What follows is a set of records; restate each one word for word and drop the pictures.

§ §

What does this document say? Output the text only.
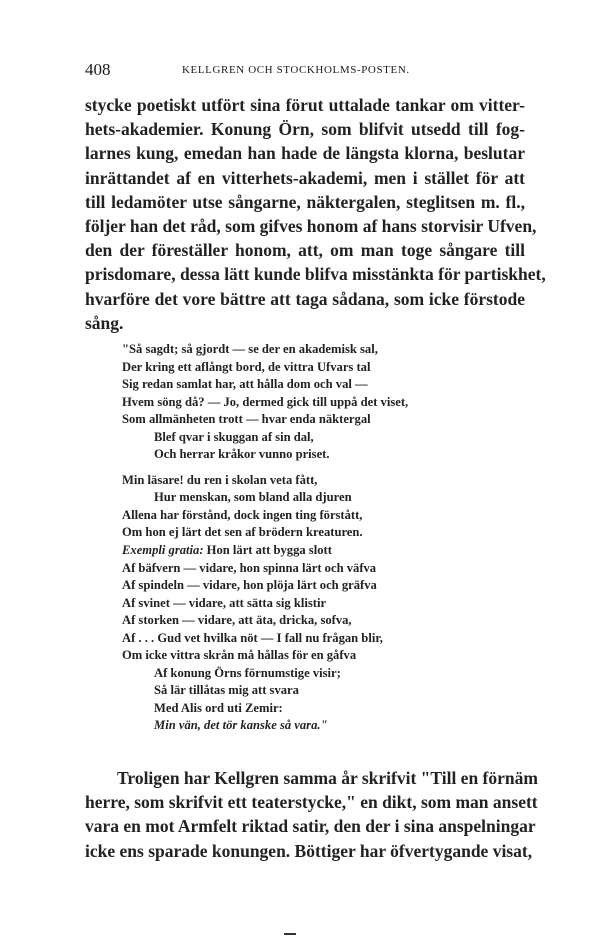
408	KELLGREN OCH STOCKHOLMS-POSTEN.
stycke poetiskt utfört sina förut uttalade tankar om vitter-
hets-akademier. Konung Örn, som blifvit utsedd till fog-
larnes kung, emedan han hade de längsta klorna, beslutar
inrättandet af en vitterhets-akademi, men i stället för att
till ledamöter utse sångarne, näktergalen, steglitsen m. fl.,
följer han det råd, som gifves honom af hans storvisir Ufven,
den der föreställer honom, att, om man toge sångare till
prisdomare, dessa lätt kunde blifva misstänkta för partiskhet,
hvarföre det vore bättre att taga sådana, som icke förstode
sång.
"Så sagdt; så gjordt — se der en akademisk sal,
Der kring ett aflångt bord, de vittra Ufvars tal
Sig redan samlat har, att hålla dom och val —
Hvem söng då? — Jo, dermed gick till uppå det viset,
Som allmänheten trott — hvar enda näktergal
Blef qvar i skuggan af sin dal,
Och herrar kråkor vunno priset.
Min läsare! du ren i skolan veta fått,
Hur menskan, som bland alla djuren
Allena har förstånd, dock ingen ting förstått,
Om hon ej lärt det sen af brödern kreaturen.
Exempli gratia: Hon lärt att bygga slott
Af bäfvern — vidare, hon spinna lärt och väfva
Af spindeln — vidare, hon plöja lärt och gräfva
Af svinet — vidare, att sätta sig klistir
Af storken — vidare, att äta, dricka, sofva,
Af . . . Gud vet hvilka nöt — I fall nu frågan blir,
Om icke vittra skrån må hållas för en gåfva
Af konung Örns förnumstige visir;
Så lär tillåtas mig att svara
Med Alis ord uti Zemir:
Min vän, det tör kanske så vara."
Troligen har Kellgren samma år skrifvit "Till en förnäm
herre, som skrifvit ett teaterstycke," en dikt, som man ansett
vara en mot Armfelt riktad satir, den der i sina anspelningar
icke ens sparade konungen. Böttiger har öfvertygande visat,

§ §

> Answer
What does this document say? Output the text only.
408	KELLGREN OCH STOCKHOLMS-POSTEN.
stycke poetiskt utfört sina förut uttalade tankar om vitter-
hets-akademier. Konung Örn, som blifvit utsedd till fog-
larnes kung, emedan han hade de längsta klorna, beslutar
inrättandet af en vitterhets-akademi, men i stället för att
till ledamöter utse sångarne, näktergalen, steglitsen m. fl.,
följer han det råd, som gifves honom af hans storvisir Ufven,
den der föreställer honom, att, om man toge sångare till
prisdomare, dessa lätt kunde blifva misstänkta för partiskhet,
hvarföre det vore bättre att taga sådana, som icke förstode
sång.
"Så sagdt; så gjordt — se der en akademisk sal,
Der kring ett aflångt bord, de vittra Ufvars tal
Sig redan samlat har, att hålla dom och val —
Hvem söng då? — Jo, dermed gick till uppå det viset,
Som allmänheten trott — hvar enda näktergal
Blef qvar i skuggan af sin dal,
Och herrar kråkor vunno priset.
Min läsare! du ren i skolan veta fått,
Hur menskan, som bland alla djuren
Allena har förstånd, dock ingen ting förstått,
Om hon ej lärt det sen af brödern kreaturen.
Exempli gratia: Hon lärt att bygga slott
Af bäfvern — vidare, hon spinna lärt och väfva
Af spindeln — vidare, hon plöja lärt och gräfva
Af svinet — vidare, att sätta sig klistir
Af storken — vidare, att äta, dricka, sofva,
Af . . . Gud vet hvilka nöt — I fall nu frågan blir,
Om icke vittra skrån må hållas för en gåfva
Af konung Örns förnumstige visir;
Så lär tillåtas mig att svara
Med Alis ord uti Zemir:
Min vän, det tör kanske så vara."
Troligen har Kellgren samma år skrifvit "Till en förnäm
herre, som skrifvit ett teaterstycke," en dikt, som man ansett
vara en mot Armfelt riktad satir, den der i sina anspelningar
icke ens sparade konungen. Böttiger har öfvertygande visat,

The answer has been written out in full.